◆ TASK GOAL ◆
From the passage on competing insurance claims, set down word for word the part that opens with the words containing "May 12, 2016" and closes with "exceed policy limits.".

May 12, 2016 in Case Law Updates by

Many times, insurers find themselves in a bind when there are competing claims for the same insurance proceeds. A similar question always arises in these situations: how should a carrier go about distributing insurance benefits in an equitable fashion and meet the standards of good faith claims handling? This question is relatively easy to answer on claims that do not amount to more than policy limits. The question, however, gets more difficult when the total value of competing claims exceed policy limits.

Under Florida law, “it is generally held that where multiple claims arise out of one accident, the liability insurer has the right to enter reasonable settlements with some of those claimants, regardless of whether the settlements deplete or even exhaust the policy limits to the extent that one or more claimants are left without recourse against the insurance company.” Harmon v. State Farm. Mut. Auto. Ins. Co., 232 So. 2d 206 (Fla. 2d DCA 1970); see also Farinas v. Florida Farm Bureau Gen. Ins. Co., 850 So. 2d 555 (Fla. 4th DCA 2003). Whether these claims are to be treated one at a time or collected and evaluated together, is a choice solely within the discretion of the insurer with the risk, of course, also borne by the insurer. Harmon v. State Farm Mut. Auto. Ins. Co., 232 So. 2d 206 (Fla. 2d DCA 1970).

◆ INFORMATION SUPPLIED ◆
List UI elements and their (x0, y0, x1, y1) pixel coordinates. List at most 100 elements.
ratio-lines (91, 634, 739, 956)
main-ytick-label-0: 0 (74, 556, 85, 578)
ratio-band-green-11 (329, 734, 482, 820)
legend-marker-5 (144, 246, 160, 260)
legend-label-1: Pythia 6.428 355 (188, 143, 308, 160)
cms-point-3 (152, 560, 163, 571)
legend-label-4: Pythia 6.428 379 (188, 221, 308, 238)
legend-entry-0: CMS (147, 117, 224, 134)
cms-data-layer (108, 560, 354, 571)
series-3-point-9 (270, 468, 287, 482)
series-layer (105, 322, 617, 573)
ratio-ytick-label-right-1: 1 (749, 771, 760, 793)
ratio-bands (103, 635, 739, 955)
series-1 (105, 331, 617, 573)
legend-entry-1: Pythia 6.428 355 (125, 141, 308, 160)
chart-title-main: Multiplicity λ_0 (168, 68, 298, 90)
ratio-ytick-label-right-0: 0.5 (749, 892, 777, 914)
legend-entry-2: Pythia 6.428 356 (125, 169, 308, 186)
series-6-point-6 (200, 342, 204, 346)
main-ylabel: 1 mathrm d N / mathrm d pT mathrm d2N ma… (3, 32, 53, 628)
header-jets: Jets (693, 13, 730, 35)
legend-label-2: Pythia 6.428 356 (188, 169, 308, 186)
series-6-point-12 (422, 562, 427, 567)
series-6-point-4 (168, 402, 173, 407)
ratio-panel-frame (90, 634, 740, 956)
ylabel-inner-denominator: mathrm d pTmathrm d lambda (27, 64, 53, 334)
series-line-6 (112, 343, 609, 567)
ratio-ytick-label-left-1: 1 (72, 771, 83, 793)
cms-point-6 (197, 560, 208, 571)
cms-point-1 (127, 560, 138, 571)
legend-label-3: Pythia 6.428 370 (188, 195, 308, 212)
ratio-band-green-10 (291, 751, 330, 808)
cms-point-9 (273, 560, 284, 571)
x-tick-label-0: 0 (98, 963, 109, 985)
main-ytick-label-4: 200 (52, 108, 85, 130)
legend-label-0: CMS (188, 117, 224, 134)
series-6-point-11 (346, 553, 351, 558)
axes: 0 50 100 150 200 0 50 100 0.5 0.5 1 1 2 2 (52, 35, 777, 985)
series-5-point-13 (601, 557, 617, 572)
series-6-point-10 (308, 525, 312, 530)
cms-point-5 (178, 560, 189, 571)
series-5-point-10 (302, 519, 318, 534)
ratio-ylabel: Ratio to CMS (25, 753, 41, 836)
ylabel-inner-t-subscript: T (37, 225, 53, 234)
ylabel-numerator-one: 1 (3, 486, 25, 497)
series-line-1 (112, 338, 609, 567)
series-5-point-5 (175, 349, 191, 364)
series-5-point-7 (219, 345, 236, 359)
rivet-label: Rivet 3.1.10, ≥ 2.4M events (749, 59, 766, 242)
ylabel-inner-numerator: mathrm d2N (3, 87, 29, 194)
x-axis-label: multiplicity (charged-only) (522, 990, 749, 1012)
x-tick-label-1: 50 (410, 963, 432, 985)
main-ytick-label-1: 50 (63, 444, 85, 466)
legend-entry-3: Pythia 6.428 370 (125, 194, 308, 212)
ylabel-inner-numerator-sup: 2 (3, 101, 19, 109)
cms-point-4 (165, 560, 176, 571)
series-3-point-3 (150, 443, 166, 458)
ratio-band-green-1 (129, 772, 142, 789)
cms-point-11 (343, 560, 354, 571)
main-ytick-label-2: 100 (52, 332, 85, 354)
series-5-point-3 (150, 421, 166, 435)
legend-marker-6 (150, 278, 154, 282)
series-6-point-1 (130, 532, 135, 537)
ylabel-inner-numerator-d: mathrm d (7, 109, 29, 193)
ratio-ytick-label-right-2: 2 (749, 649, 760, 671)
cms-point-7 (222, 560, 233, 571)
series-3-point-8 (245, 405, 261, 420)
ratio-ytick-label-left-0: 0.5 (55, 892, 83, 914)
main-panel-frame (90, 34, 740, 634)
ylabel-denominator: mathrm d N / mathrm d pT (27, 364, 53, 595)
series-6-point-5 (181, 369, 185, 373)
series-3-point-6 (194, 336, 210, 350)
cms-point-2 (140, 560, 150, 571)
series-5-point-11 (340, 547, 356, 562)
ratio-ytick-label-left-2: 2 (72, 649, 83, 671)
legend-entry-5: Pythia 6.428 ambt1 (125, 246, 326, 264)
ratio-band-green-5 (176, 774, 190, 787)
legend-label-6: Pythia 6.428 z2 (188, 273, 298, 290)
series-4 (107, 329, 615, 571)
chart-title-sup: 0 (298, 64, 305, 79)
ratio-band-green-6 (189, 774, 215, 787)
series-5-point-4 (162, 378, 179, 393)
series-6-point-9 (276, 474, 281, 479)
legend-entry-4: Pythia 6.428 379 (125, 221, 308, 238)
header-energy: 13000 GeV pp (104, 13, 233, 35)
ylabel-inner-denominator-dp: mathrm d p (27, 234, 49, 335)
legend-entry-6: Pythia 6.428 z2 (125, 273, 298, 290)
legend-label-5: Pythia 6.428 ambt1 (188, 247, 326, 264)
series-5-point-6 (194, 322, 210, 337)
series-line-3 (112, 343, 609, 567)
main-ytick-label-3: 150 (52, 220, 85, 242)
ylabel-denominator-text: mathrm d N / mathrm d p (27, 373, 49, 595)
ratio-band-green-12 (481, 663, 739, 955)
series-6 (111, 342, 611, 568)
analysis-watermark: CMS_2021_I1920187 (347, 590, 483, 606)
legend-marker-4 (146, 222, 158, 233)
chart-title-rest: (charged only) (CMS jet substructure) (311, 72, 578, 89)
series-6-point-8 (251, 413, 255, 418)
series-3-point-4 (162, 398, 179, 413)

◆ RESPONSE FOR THIS EXERCISE ◆
May 12, 2016 in Case Law Updates by

Many times, insurers find themselves in a bind when there are competing claims for the same insurance proceeds. A similar question always arises in these situations: how should a carrier go about distributing insurance benefits in an equitable fashion and meet the standards of good faith claims handling? This question is relatively easy to answer on claims that do not amount to more than policy limits. The question, however, gets more difficult when the total value of competing claims exceed policy limits.